-- begin --

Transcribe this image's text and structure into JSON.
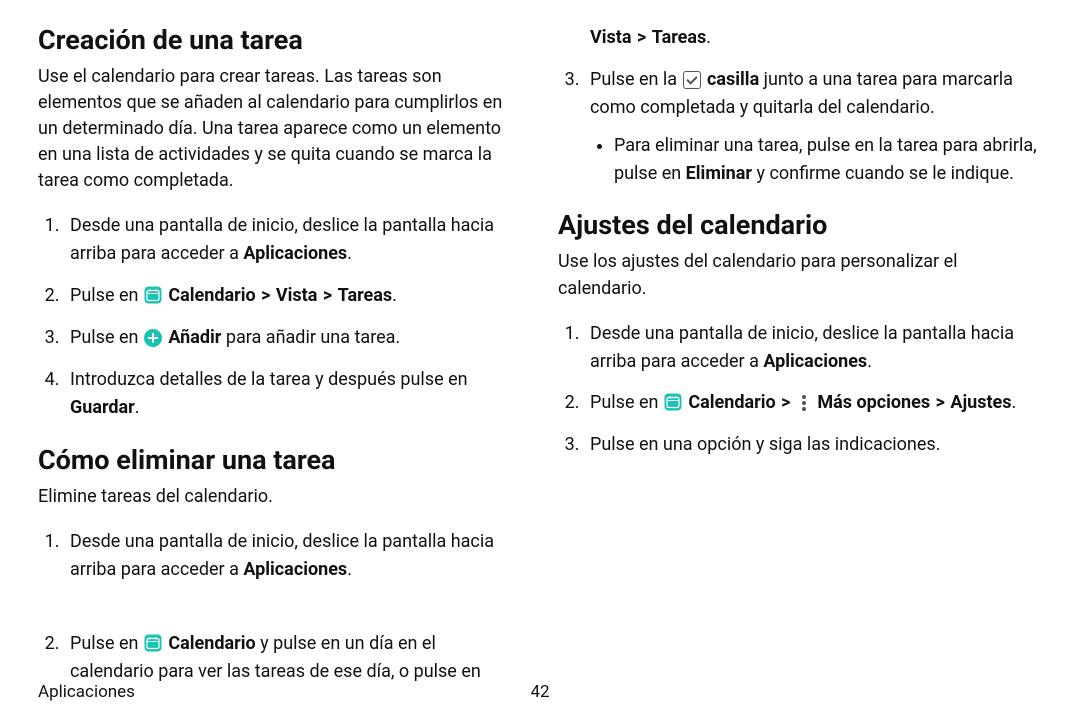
{
  "sections": {
    "create": {
      "heading": "Creación de una tarea",
      "lead": "Use el calendario para crear tareas. Las tareas son elementos que se añaden al calendario para cumplirlos en un determinado día. Una tarea aparece como un elemento en una lista de actividades y se quita cuando se marca la tarea como completada.",
      "steps": {
        "s1_a": "Desde una pantalla de inicio, deslice la pantalla hacia arriba para acceder a ",
        "s1_b": "Aplicaciones",
        "s1_c": ".",
        "s2_a": "Pulse en ",
        "s2_b": "Calendario",
        "s2_c": "Vista",
        "s2_d": "Tareas",
        "s2_e": ".",
        "s3_a": "Pulse en ",
        "s3_b": "Añadir",
        "s3_c": " para añadir una tarea.",
        "s4_a": "Introduzca detalles de la tarea y después pulse en ",
        "s4_b": "Guardar",
        "s4_c": "."
      }
    },
    "delete": {
      "heading": "Cómo eliminar una tarea",
      "lead": "Elimine tareas del calendario.",
      "steps": {
        "s1_a": "Desde una pantalla de inicio, deslice la pantalla hacia arriba para acceder a ",
        "s1_b": "Aplicaciones",
        "s1_c": ".",
        "s2_a": "Pulse en ",
        "s2_b": "Calendario",
        "s2_c": " y pulse en un día en el calendario para ver las tareas de ese día, o pulse en ",
        "s2_d": "Vista",
        "s2_e": "Tareas",
        "s2_f": ".",
        "s3_a": "Pulse en la ",
        "s3_b": "casilla",
        "s3_c": " junto a una tarea para marcarla como completada y quitarla del calendario.",
        "bul_a": "Para eliminar una tarea, pulse en la tarea para abrirla, pulse en ",
        "bul_b": "Eliminar",
        "bul_c": " y confirme cuando se le indique."
      }
    },
    "settings": {
      "heading": "Ajustes del calendario",
      "lead": "Use los ajustes del calendario para personalizar el calendario.",
      "steps": {
        "s1_a": "Desde una pantalla de inicio, deslice la pantalla hacia arriba para acceder a ",
        "s1_b": "Aplicaciones",
        "s1_c": ".",
        "s2_a": "Pulse en ",
        "s2_b": "Calendario",
        "s2_c": "Más opciones",
        "s2_d": "Ajustes",
        "s2_e": ".",
        "s3": "Pulse en una opción y siga las indicaciones."
      }
    }
  },
  "nav": {
    "chevron": ">"
  },
  "footer": {
    "section": "Aplicaciones",
    "page": "42"
  }
}
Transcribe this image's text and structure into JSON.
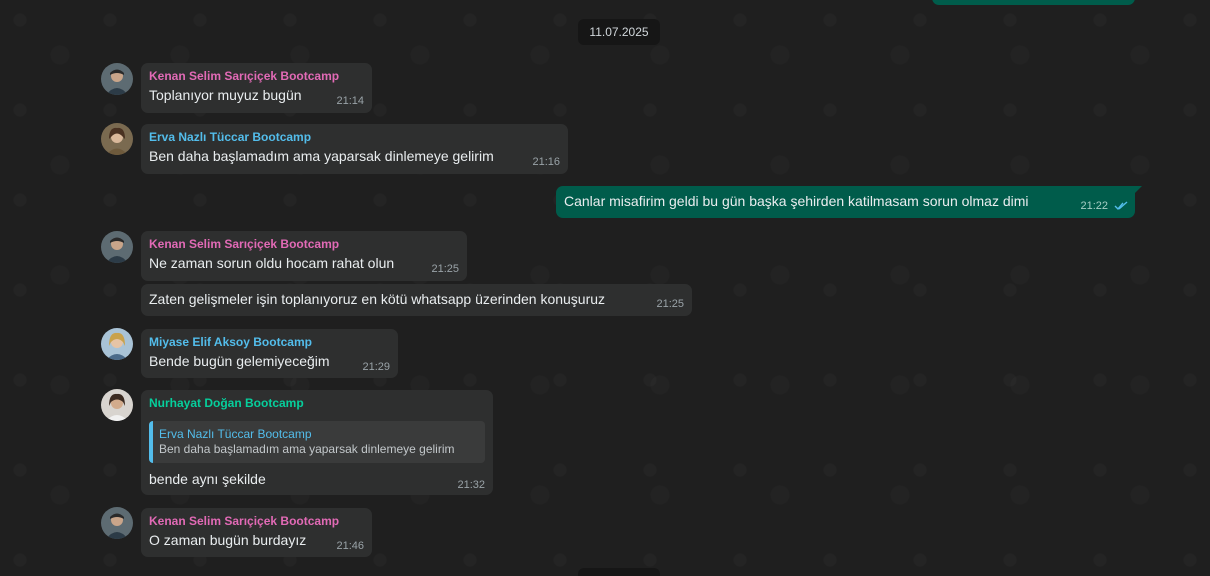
{
  "date_chip": "11.07.2025",
  "colors": {
    "kenan": "#e26ab6",
    "erva": "#53bdeb",
    "miyase": "#53bdeb",
    "nurhayat": "#06cf9c",
    "outgoing_bubble": "#005c4b",
    "incoming_bubble": "#2e2f2f"
  },
  "messages": [
    {
      "sender": "Kenan Selim Sarıçiçek Bootcamp",
      "text": "Toplanıyor muyuz bugün",
      "time": "21:14"
    },
    {
      "sender": "Erva Nazlı Tüccar Bootcamp",
      "text": "Ben daha başlamadım ama yaparsak dinlemeye gelirim",
      "time": "21:16"
    },
    {
      "sender": "",
      "text": "Canlar misafirim geldi bu gün başka şehirden katilmasam sorun olmaz dimi",
      "time": "21:22",
      "status_icon": "double-check-icon"
    },
    {
      "sender": "Kenan Selim Sarıçiçek Bootcamp",
      "text": "Ne zaman sorun oldu hocam rahat olun",
      "time": "21:25"
    },
    {
      "sender": "",
      "text": "Zaten gelişmeler işin toplanıyoruz en kötü whatsapp üzerinden konuşuruz",
      "time": "21:25"
    },
    {
      "sender": "Miyase Elif Aksoy Bootcamp",
      "text": "Bende bugün gelemiyeceğim",
      "time": "21:29"
    },
    {
      "sender": "Nurhayat Doğan Bootcamp",
      "text": "bende aynı şekilde",
      "time": "21:32",
      "quote": {
        "sender": "Erva Nazlı Tüccar Bootcamp",
        "text": "Ben daha başlamadım ama yaparsak dinlemeye gelirim"
      }
    },
    {
      "sender": "Kenan Selim Sarıçiçek Bootcamp",
      "text": "O zaman bugün burdayız",
      "time": "21:46"
    }
  ]
}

-- end --

▶ **Exercise**:
Identify each line of the material where the word "heading" shows up, and copy it.

▶ **Solution to the problem**:
      "heading": "Creación de una tarea",
      "heading": "Cómo eliminar una tarea",
      "heading": "Ajustes del calendario",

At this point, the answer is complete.